** BEGIN **
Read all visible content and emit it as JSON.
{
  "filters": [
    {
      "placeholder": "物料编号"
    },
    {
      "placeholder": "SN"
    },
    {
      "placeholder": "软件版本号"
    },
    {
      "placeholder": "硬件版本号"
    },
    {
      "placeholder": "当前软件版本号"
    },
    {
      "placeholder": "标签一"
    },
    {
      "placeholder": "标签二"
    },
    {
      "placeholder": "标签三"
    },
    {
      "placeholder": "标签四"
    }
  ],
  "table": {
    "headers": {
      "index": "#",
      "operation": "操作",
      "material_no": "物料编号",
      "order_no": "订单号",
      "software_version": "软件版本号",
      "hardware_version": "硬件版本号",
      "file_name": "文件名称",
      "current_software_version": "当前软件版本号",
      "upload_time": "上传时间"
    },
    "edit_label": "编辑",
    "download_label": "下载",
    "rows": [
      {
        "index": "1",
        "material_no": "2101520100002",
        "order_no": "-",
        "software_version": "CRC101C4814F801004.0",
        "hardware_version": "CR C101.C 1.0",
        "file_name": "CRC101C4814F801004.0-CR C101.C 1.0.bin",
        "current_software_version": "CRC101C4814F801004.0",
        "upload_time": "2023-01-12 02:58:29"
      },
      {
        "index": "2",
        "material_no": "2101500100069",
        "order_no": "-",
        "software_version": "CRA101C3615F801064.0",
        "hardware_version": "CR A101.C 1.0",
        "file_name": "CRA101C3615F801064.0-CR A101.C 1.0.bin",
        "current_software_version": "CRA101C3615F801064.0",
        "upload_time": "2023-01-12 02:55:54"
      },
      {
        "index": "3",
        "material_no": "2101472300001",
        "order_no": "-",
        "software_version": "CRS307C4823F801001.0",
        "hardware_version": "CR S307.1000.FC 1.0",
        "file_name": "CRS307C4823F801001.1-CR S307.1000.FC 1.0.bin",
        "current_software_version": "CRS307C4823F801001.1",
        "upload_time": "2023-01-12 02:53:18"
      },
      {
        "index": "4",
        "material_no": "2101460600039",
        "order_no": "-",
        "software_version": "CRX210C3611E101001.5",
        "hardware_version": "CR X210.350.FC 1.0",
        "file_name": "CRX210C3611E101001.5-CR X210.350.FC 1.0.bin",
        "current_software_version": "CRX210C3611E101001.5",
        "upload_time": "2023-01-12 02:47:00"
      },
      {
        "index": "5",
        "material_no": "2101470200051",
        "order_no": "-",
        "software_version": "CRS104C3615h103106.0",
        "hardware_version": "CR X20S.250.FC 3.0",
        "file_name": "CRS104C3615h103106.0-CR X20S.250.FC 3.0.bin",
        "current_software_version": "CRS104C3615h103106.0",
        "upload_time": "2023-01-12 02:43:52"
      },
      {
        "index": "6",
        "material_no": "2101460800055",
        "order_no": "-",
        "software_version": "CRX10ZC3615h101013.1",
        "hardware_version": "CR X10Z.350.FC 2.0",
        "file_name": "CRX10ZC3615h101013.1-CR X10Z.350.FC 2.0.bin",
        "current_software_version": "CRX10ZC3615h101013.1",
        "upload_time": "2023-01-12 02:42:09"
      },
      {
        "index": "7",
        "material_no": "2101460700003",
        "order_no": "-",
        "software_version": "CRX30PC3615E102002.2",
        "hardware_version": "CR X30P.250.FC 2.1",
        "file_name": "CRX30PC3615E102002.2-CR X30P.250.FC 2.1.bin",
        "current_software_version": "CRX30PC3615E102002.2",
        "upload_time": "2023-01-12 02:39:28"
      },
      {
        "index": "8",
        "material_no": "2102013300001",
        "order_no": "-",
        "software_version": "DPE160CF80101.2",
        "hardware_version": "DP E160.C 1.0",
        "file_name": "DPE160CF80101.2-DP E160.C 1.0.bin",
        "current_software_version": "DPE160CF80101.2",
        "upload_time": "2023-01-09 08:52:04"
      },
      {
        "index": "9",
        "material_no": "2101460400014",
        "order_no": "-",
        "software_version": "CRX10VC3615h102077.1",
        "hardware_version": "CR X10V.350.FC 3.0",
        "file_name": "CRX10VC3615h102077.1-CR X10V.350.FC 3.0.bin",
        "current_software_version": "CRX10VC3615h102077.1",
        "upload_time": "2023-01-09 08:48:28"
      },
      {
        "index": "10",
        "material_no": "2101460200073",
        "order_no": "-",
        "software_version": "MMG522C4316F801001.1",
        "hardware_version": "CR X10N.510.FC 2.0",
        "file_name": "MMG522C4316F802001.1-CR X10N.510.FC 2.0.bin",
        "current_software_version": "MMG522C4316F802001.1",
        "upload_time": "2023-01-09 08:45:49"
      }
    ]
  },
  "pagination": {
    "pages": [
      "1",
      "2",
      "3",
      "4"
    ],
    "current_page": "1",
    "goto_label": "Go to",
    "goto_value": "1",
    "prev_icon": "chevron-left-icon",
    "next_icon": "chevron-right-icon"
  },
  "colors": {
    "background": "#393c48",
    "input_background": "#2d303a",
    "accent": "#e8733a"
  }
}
** END **
[WHAT TO DO] Retype all the records, matching them exactly.

[ANSWER TO THE PROBLEM]
Read all visible content and emit it as JSON.
{
  "filters": [
    {
      "placeholder": "物料编号"
    },
    {
      "placeholder": "SN"
    },
    {
      "placeholder": "软件版本号"
    },
    {
      "placeholder": "硬件版本号"
    },
    {
      "placeholder": "当前软件版本号"
    },
    {
      "placeholder": "标签一"
    },
    {
      "placeholder": "标签二"
    },
    {
      "placeholder": "标签三"
    },
    {
      "placeholder": "标签四"
    }
  ],
  "table": {
    "headers": {
      "index": "#",
      "operation": "操作",
      "material_no": "物料编号",
      "order_no": "订单号",
      "software_version": "软件版本号",
      "hardware_version": "硬件版本号",
      "file_name": "文件名称",
      "current_software_version": "当前软件版本号",
      "upload_time": "上传时间"
    },
    "edit_label": "编辑",
    "download_label": "下载",
    "rows": [
      {
        "index": "1",
        "material_no": "2101520100002",
        "order_no": "-",
        "software_version": "CRC101C4814F801004.0",
        "hardware_version": "CR C101.C 1.0",
        "file_name": "CRC101C4814F801004.0-CR C101.C 1.0.bin",
        "current_software_version": "CRC101C4814F801004.0",
        "upload_time": "2023-01-12 02:58:29"
      },
      {
        "index": "2",
        "material_no": "2101500100069",
        "order_no": "-",
        "software_version": "CRA101C3615F801064.0",
        "hardware_version": "CR A101.C 1.0",
        "file_name": "CRA101C3615F801064.0-CR A101.C 1.0.bin",
        "current_software_version": "CRA101C3615F801064.0",
        "upload_time": "2023-01-12 02:55:54"
      },
      {
        "index": "3",
        "material_no": "2101472300001",
        "order_no": "-",
        "software_version": "CRS307C4823F801001.0",
        "hardware_version": "CR S307.1000.FC 1.0",
        "file_name": "CRS307C4823F801001.1-CR S307.1000.FC 1.0.bin",
        "current_software_version": "CRS307C4823F801001.1",
        "upload_time": "2023-01-12 02:53:18"
      },
      {
        "index": "4",
        "material_no": "2101460600039",
        "order_no": "-",
        "software_version": "CRX210C3611E101001.5",
        "hardware_version": "CR X210.350.FC 1.0",
        "file_name": "CRX210C3611E101001.5-CR X210.350.FC 1.0.bin",
        "current_software_version": "CRX210C3611E101001.5",
        "upload_time": "2023-01-12 02:47:00"
      },
      {
        "index": "5",
        "material_no": "2101470200051",
        "order_no": "-",
        "software_version": "CRS104C3615h103106.0",
        "hardware_version": "CR X20S.250.FC 3.0",
        "file_name": "CRS104C3615h103106.0-CR X20S.250.FC 3.0.bin",
        "current_software_version": "CRS104C3615h103106.0",
        "upload_time": "2023-01-12 02:43:52"
      },
      {
        "index": "6",
        "material_no": "2101460800055",
        "order_no": "-",
        "software_version": "CRX10ZC3615h101013.1",
        "hardware_version": "CR X10Z.350.FC 2.0",
        "file_name": "CRX10ZC3615h101013.1-CR X10Z.350.FC 2.0.bin",
        "current_software_version": "CRX10ZC3615h101013.1",
        "upload_time": "2023-01-12 02:42:09"
      },
      {
        "index": "7",
        "material_no": "2101460700003",
        "order_no": "-",
        "software_version": "CRX30PC3615E102002.2",
        "hardware_version": "CR X30P.250.FC 2.1",
        "file_name": "CRX30PC3615E102002.2-CR X30P.250.FC 2.1.bin",
        "current_software_version": "CRX30PC3615E102002.2",
        "upload_time": "2023-01-12 02:39:28"
      },
      {
        "index": "8",
        "material_no": "2102013300001",
        "order_no": "-",
        "software_version": "DPE160CF80101.2",
        "hardware_version": "DP E160.C 1.0",
        "file_name": "DPE160CF80101.2-DP E160.C 1.0.bin",
        "current_software_version": "DPE160CF80101.2",
        "upload_time": "2023-01-09 08:52:04"
      },
      {
        "index": "9",
        "material_no": "2101460400014",
        "order_no": "-",
        "software_version": "CRX10VC3615h102077.1",
        "hardware_version": "CR X10V.350.FC 3.0",
        "file_name": "CRX10VC3615h102077.1-CR X10V.350.FC 3.0.bin",
        "current_software_version": "CRX10VC3615h102077.1",
        "upload_time": "2023-01-09 08:48:28"
      },
      {
        "index": "10",
        "material_no": "2101460200073",
        "order_no": "-",
        "software_version": "MMG522C4316F801001.1",
        "hardware_version": "CR X10N.510.FC 2.0",
        "file_name": "MMG522C4316F802001.1-CR X10N.510.FC 2.0.bin",
        "current_software_version": "MMG522C4316F802001.1",
        "upload_time": "2023-01-09 08:45:49"
      }
    ]
  },
  "pagination": {
    "pages": [
      "1",
      "2",
      "3",
      "4"
    ],
    "current_page": "1",
    "goto_label": "Go to",
    "goto_value": "1",
    "prev_icon": "chevron-left-icon",
    "next_icon": "chevron-right-icon"
  },
  "colors": {
    "background": "#393c48",
    "input_background": "#2d303a",
    "accent": "#e8733a"
  }
}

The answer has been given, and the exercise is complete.